Dataset rows
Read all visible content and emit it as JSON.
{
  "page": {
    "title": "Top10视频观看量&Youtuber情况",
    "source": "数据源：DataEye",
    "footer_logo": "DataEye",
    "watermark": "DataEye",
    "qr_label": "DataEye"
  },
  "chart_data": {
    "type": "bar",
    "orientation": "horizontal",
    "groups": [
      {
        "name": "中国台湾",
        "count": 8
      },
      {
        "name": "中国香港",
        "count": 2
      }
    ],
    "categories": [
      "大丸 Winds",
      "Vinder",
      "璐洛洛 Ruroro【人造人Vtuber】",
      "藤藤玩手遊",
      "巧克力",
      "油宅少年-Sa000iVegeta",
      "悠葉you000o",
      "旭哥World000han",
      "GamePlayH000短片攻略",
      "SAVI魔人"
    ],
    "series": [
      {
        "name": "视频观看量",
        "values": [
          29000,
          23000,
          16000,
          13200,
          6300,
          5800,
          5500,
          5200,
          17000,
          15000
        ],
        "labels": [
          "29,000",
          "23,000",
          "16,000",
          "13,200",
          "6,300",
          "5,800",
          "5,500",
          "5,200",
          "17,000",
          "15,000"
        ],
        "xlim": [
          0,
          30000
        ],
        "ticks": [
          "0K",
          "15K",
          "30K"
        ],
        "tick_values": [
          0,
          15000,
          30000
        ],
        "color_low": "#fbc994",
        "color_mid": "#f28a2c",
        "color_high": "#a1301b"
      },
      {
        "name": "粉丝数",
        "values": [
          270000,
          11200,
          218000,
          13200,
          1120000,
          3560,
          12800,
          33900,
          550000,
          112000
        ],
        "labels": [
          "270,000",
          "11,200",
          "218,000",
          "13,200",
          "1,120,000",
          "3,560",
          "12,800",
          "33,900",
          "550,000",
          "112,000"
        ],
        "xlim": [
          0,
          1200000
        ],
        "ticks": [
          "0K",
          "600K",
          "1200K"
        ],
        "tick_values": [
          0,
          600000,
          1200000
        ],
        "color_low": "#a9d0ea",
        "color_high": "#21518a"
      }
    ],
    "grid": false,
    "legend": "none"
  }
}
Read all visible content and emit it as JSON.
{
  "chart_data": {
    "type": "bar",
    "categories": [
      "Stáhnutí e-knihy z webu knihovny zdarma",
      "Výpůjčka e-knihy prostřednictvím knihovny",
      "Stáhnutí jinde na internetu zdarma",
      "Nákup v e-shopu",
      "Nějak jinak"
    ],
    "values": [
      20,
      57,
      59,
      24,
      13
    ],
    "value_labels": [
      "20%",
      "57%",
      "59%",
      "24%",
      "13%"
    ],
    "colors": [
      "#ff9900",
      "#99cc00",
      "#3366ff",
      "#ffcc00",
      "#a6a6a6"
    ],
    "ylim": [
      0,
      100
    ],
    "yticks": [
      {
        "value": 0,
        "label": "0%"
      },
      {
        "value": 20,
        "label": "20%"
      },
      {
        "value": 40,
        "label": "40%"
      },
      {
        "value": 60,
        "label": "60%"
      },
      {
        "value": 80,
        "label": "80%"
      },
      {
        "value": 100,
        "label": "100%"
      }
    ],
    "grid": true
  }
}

** Exercise aim **
Give back the whole listing exactly as it reads.

** Correct answer **
Read all visible content and emit it as JSON.
{
  "page": {
    "title": "Top10视频观看量&Youtuber情况",
    "source": "数据源：DataEye",
    "footer_logo": "DataEye",
    "watermark": "DataEye",
    "qr_label": "DataEye"
  },
  "chart_data": {
    "type": "bar",
    "orientation": "horizontal",
    "groups": [
      {
        "name": "中国台湾",
        "count": 8
      },
      {
        "name": "中国香港",
        "count": 2
      }
    ],
    "categories": [
      "大丸 Winds",
      "Vinder",
      "璐洛洛 Ruroro【人造人Vtuber】",
      "藤藤玩手遊",
      "巧克力",
      "油宅少年-Sa000iVegeta",
      "悠葉you000o",
      "旭哥World000han",
      "GamePlayH000短片攻略",
      "SAVI魔人"
    ],
    "series": [
      {
        "name": "视频观看量",
        "values": [
          29000,
          23000,
          16000,
          13200,
          6300,
          5800,
          5500,
          5200,
          17000,
          15000
        ],
        "labels": [
          "29,000",
          "23,000",
          "16,000",
          "13,200",
          "6,300",
          "5,800",
          "5,500",
          "5,200",
          "17,000",
          "15,000"
        ],
        "xlim": [
          0,
          30000
        ],
        "ticks": [
          "0K",
          "15K",
          "30K"
        ],
        "tick_values": [
          0,
          15000,
          30000
        ],
        "color_low": "#fbc994",
        "color_mid": "#f28a2c",
        "color_high": "#a1301b"
      },
      {
        "name": "粉丝数",
        "values": [
          270000,
          11200,
          218000,
          13200,
          1120000,
          3560,
          12800,
          33900,
          550000,
          112000
        ],
        "labels": [
          "270,000",
          "11,200",
          "218,000",
          "13,200",
          "1,120,000",
          "3,560",
          "12,800",
          "33,900",
          "550,000",
          "112,000"
        ],
        "xlim": [
          0,
          1200000
        ],
        "ticks": [
          "0K",
          "600K",
          "1200K"
        ],
        "tick_values": [
          0,
          600000,
          1200000
        ],
        "color_low": "#a9d0ea",
        "color_high": "#21518a"
      }
    ],
    "grid": false,
    "legend": "none"
  }
}
Read all visible content and emit it as JSON.
{
  "chart_data": {
    "type": "bar",
    "categories": [
      "Stáhnutí e-knihy z webu knihovny zdarma",
      "Výpůjčka e-knihy prostřednictvím knihovny",
      "Stáhnutí jinde na internetu zdarma",
      "Nákup v e-shopu",
      "Nějak jinak"
    ],
    "values": [
      20,
      57,
      59,
      24,
      13
    ],
    "value_labels": [
      "20%",
      "57%",
      "59%",
      "24%",
      "13%"
    ],
    "colors": [
      "#ff9900",
      "#99cc00",
      "#3366ff",
      "#ffcc00",
      "#a6a6a6"
    ],
    "ylim": [
      0,
      100
    ],
    "yticks": [
      {
        "value": 0,
        "label": "0%"
      },
      {
        "value": 20,
        "label": "20%"
      },
      {
        "value": 40,
        "label": "40%"
      },
      {
        "value": 60,
        "label": "60%"
      },
      {
        "value": 80,
        "label": "80%"
      },
      {
        "value": 100,
        "label": "100%"
      }
    ],
    "grid": true
  }
}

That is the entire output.